+++ Record set +++
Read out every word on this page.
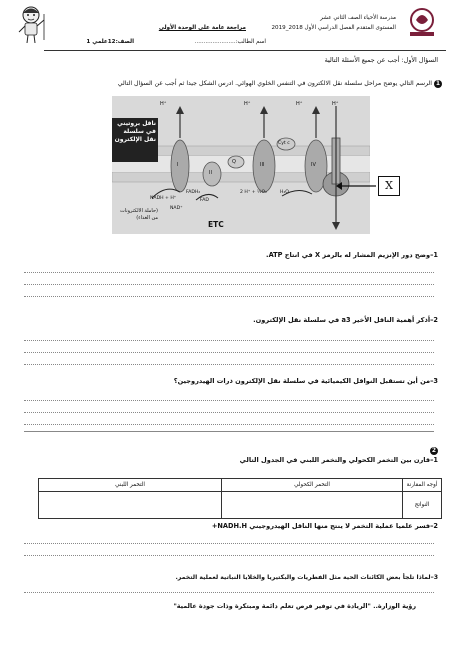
مدرسة الأحياء الصف الثاني عشر
المستوى المتقدم الفصل الدراسي الأول 2018_2019
مراجعة عامة على الوحدة الأولى
اسم الطالب:.......................
الصف:12علمي 1
السؤال الأول: أجب عن جميع الأسئلة التالية
1 الرسم التالي يوضح مراحل سلسلة نقل الالكترون في التنفس الخلوي الهوائي. ادرس الشكل جيدا ثم أجب عن السؤال التالي
H⁺	H⁺	H⁺	H⁺
I
II
Q	III
Cyt c
IV
NADH + H⁺
NAD⁺
FADH₂
FAD
2 H⁺ + ½O₂	H₂O
ETC
ناقل بروتيني في سلسلة نقل الإلكترون
(حاملة الالكترونات من الغذاء)
X
1–وضح دور الإنزيم المشار له بالرمز X في انتاج ATP.
2–أذكر أهمية الناقل الأخير a3 في سلسلة نقل الإلكترون.
3–من أين تستقبل النواقل الكيميائية في سلسلة نقل الإلكترون ذرات الهيدروجين؟
2
1–قارن بين التخمر الكحولي والتخمر اللبني في الجدول التالي
أوجه المقارنة	التخمر الكحولي	التخمر اللبني
النواتج		
2–فسر علميا عملية التخمر لا ينتج منها الناقل الهيدروجيني NADH.H+
3–لماذا تلجأ بعض الكائنات الحية مثل الفطريات والبكتيريا والخلايا النباتية لعملية التخمر.
رؤية الوزارة.. "الريادة في توفير فرص تعلم دائمة ومبتكرة وذات جودة عالمية"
+++
> _Set task_: Omit each picture, then return all of the listing exactly as it stands.

> _Solved problem_:
Read out every word on this page.
مدرسة الأحياء الصف الثاني عشر
المستوى المتقدم الفصل الدراسي الأول 2018_2019
مراجعة عامة على الوحدة الأولى
اسم الطالب:.......................
الصف:12علمي 1
السؤال الأول: أجب عن جميع الأسئلة التالية
1 الرسم التالي يوضح مراحل سلسلة نقل الالكترون في التنفس الخلوي الهوائي. ادرس الشكل جيدا ثم أجب عن السؤال التالي
H⁺	H⁺	H⁺	H⁺
I
II
Q	III
Cyt c
IV
NADH + H⁺
NAD⁺
FADH₂
FAD
2 H⁺ + ½O₂	H₂O
ETC
ناقل بروتيني في سلسلة نقل الإلكترون
(حاملة الالكترونات من الغذاء)
X
1–وضح دور الإنزيم المشار له بالرمز X في انتاج ATP.
2–أذكر أهمية الناقل الأخير a3 في سلسلة نقل الإلكترون.
3–من أين تستقبل النواقل الكيميائية في سلسلة نقل الإلكترون ذرات الهيدروجين؟
2
1–قارن بين التخمر الكحولي والتخمر اللبني في الجدول التالي
أوجه المقارنة	التخمر الكحولي	التخمر اللبني
النواتج		
2–فسر علميا عملية التخمر لا ينتج منها الناقل الهيدروجيني NADH.H+
3–لماذا تلجأ بعض الكائنات الحية مثل الفطريات والبكتيريا والخلايا النباتية لعملية التخمر.
رؤية الوزارة.. "الريادة في توفير فرص تعلم دائمة ومبتكرة وذات جودة عالمية"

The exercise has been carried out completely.